[start Excerpted data]

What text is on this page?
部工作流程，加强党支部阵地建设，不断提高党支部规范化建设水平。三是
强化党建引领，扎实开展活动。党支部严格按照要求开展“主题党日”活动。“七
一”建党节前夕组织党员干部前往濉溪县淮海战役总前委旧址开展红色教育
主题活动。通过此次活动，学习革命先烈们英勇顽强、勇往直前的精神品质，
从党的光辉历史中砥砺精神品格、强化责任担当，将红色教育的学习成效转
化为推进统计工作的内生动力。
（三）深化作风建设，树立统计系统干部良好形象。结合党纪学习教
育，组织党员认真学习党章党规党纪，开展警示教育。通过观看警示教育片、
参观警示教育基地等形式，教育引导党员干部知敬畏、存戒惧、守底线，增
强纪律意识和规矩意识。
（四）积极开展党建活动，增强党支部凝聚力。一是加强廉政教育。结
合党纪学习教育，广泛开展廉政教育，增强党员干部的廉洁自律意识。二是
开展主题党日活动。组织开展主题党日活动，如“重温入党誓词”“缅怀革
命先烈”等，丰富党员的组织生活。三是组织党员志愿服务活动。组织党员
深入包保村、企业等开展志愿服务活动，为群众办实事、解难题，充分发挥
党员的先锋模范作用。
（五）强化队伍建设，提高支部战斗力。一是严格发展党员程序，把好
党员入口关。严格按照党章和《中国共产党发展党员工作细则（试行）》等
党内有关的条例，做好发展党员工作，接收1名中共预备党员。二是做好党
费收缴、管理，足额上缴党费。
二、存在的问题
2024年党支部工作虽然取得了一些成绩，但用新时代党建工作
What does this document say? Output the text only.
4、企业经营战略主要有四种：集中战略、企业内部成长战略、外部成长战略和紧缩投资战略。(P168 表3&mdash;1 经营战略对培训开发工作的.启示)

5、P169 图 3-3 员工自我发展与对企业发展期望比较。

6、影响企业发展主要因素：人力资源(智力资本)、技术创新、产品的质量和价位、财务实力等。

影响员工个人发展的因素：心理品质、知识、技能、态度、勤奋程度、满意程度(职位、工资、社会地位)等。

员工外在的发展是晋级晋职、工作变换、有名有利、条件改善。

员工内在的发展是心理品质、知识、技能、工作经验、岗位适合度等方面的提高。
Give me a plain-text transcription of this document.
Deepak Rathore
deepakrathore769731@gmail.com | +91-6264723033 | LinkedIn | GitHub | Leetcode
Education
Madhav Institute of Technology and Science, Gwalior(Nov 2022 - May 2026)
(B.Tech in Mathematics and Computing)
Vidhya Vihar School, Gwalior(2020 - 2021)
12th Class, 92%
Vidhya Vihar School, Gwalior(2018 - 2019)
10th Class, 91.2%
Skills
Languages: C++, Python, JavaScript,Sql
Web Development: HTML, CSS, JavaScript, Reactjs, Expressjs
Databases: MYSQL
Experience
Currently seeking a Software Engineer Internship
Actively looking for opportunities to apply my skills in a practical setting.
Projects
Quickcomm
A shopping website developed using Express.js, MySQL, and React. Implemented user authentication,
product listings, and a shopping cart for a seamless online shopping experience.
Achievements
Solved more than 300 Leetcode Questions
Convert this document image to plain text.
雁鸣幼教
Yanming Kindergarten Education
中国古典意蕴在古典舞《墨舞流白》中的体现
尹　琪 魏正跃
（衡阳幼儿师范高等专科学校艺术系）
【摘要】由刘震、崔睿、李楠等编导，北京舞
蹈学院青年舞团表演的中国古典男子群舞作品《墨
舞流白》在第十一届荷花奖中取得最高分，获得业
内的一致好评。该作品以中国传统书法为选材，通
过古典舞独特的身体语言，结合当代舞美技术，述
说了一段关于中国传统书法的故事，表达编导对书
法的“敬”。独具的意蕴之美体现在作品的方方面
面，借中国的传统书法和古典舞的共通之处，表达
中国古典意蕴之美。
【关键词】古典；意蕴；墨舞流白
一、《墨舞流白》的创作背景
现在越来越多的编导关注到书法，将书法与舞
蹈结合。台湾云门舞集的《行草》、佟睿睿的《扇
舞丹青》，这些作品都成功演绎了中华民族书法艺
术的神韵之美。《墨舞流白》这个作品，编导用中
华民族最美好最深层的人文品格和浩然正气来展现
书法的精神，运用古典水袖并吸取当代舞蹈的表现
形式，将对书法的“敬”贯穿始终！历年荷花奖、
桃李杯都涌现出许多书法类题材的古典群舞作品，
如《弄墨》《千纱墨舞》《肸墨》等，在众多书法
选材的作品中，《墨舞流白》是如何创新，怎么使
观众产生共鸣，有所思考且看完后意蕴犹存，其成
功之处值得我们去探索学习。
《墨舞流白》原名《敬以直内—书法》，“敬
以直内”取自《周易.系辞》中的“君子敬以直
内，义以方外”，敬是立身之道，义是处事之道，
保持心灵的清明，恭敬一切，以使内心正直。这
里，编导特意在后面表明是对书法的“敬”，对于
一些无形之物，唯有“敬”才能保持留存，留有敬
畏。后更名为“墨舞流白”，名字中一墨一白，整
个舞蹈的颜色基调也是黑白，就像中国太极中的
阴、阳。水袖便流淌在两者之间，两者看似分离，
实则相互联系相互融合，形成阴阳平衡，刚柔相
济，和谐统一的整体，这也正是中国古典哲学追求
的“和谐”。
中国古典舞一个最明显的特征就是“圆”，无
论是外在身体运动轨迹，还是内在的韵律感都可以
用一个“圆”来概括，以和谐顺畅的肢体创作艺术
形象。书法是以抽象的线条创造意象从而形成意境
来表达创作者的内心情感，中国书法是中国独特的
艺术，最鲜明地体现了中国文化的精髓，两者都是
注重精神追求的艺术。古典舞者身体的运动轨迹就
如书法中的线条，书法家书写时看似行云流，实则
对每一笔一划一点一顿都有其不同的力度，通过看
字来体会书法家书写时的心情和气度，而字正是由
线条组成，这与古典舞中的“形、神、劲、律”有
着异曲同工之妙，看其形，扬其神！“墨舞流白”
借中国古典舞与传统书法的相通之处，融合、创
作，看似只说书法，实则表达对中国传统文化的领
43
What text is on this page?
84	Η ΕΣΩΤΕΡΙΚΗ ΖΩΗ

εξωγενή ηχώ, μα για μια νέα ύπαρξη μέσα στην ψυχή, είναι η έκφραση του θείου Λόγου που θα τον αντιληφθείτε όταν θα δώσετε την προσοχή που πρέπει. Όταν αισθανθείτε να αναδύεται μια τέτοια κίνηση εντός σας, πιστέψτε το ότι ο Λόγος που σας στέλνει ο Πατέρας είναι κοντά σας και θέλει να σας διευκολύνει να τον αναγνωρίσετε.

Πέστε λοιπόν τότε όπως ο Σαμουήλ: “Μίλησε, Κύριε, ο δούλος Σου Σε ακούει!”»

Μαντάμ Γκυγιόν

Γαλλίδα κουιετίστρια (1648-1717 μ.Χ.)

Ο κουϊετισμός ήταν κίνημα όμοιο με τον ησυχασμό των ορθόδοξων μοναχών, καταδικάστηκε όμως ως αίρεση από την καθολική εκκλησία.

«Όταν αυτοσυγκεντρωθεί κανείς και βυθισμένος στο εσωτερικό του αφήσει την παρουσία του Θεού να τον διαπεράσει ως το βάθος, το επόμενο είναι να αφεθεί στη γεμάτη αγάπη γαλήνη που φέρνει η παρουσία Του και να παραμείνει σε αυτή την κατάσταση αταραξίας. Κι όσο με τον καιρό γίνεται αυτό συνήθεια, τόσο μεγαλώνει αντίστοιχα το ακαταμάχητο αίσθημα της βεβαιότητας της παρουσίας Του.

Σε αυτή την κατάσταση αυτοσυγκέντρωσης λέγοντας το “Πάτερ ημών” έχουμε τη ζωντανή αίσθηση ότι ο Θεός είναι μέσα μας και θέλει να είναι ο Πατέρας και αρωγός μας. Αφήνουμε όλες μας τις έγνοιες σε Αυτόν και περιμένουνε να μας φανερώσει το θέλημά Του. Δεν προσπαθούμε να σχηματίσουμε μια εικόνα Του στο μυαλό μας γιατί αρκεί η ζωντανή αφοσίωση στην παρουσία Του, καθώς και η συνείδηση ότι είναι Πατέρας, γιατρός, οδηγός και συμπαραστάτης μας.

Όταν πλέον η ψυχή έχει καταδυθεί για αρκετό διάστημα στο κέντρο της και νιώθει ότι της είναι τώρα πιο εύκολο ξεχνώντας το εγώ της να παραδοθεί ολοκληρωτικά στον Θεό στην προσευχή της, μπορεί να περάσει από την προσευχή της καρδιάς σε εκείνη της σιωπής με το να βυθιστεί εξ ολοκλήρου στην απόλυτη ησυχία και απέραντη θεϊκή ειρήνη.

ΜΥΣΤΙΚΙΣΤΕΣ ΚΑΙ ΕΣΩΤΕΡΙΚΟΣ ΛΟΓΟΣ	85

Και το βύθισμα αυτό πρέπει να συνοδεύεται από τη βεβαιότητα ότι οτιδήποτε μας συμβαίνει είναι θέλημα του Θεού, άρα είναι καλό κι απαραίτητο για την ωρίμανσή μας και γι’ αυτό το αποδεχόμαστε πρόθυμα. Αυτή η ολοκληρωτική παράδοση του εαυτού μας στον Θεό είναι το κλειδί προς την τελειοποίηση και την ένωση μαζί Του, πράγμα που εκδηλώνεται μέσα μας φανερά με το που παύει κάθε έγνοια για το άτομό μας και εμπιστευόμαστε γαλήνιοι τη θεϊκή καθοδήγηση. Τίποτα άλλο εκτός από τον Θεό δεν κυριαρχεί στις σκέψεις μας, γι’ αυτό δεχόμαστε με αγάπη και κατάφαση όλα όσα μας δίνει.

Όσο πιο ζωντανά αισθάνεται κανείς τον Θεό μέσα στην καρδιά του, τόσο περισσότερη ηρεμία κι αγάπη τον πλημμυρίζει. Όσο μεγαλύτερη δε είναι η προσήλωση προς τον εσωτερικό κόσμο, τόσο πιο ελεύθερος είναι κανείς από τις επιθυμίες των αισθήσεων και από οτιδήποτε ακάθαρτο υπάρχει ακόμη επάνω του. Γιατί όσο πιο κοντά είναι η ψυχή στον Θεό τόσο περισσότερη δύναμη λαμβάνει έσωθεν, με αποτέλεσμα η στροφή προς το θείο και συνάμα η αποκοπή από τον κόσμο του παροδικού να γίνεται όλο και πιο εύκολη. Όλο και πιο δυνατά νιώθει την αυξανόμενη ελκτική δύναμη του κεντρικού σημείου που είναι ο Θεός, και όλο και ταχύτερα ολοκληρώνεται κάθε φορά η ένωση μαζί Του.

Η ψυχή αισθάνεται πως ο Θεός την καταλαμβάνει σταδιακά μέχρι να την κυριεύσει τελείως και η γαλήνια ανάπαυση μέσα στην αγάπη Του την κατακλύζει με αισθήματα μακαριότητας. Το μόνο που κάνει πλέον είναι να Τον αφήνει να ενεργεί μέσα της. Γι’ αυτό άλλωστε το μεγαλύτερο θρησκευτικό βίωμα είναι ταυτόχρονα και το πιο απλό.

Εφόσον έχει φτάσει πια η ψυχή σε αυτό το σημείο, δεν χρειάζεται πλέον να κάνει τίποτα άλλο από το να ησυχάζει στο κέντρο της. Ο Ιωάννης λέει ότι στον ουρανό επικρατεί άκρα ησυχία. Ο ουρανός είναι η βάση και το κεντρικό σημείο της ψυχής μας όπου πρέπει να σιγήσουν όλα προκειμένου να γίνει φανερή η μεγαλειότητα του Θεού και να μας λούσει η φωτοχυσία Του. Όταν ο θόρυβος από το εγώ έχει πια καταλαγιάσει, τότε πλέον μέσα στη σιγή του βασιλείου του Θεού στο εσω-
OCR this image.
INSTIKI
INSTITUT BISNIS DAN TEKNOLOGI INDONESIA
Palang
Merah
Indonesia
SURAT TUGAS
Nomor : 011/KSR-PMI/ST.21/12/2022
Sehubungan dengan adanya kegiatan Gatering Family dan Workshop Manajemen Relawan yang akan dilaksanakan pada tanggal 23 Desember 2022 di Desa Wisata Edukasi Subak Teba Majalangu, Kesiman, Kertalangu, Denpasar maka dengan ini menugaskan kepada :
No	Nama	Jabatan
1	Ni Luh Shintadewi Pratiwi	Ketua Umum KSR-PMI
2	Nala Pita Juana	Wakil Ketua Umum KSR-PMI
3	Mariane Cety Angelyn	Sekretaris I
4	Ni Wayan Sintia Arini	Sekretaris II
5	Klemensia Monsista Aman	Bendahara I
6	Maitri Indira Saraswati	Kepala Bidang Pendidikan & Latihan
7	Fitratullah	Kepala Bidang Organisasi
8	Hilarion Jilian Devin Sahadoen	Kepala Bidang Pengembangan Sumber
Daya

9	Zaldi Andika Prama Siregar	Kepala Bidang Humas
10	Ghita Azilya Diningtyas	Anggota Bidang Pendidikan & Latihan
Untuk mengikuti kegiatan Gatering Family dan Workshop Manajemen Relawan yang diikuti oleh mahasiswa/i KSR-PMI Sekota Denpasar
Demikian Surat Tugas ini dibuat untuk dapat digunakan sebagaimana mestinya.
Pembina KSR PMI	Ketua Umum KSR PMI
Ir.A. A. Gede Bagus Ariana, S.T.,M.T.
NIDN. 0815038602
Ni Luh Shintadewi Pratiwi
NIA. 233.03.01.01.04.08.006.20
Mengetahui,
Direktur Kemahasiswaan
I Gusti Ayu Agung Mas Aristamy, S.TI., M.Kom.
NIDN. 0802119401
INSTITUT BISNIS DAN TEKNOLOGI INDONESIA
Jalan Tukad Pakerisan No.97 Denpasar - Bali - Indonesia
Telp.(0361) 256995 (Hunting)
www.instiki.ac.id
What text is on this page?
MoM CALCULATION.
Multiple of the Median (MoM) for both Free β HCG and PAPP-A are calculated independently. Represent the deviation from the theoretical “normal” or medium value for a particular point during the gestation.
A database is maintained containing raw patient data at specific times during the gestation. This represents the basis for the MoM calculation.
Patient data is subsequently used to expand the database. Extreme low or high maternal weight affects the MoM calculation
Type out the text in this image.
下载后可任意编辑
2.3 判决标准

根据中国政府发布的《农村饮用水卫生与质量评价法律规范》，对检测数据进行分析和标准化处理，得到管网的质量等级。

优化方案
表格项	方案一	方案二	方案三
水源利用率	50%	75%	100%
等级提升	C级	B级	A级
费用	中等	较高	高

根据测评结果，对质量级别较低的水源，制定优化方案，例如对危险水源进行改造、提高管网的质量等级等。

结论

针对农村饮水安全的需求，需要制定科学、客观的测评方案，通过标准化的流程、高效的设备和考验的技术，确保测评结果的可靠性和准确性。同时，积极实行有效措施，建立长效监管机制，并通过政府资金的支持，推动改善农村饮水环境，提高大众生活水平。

[end Excerpted data]

* **Task**
List the lines of the material in which the word "Gwalior" occurs.

* **Answer for the task**
Madhav Institute of Technology and Science, Gwalior(Nov 2022 - May 2026)
Vidhya Vihar School, Gwalior(2020 - 2021)
Vidhya Vihar School, Gwalior(2018 - 2019)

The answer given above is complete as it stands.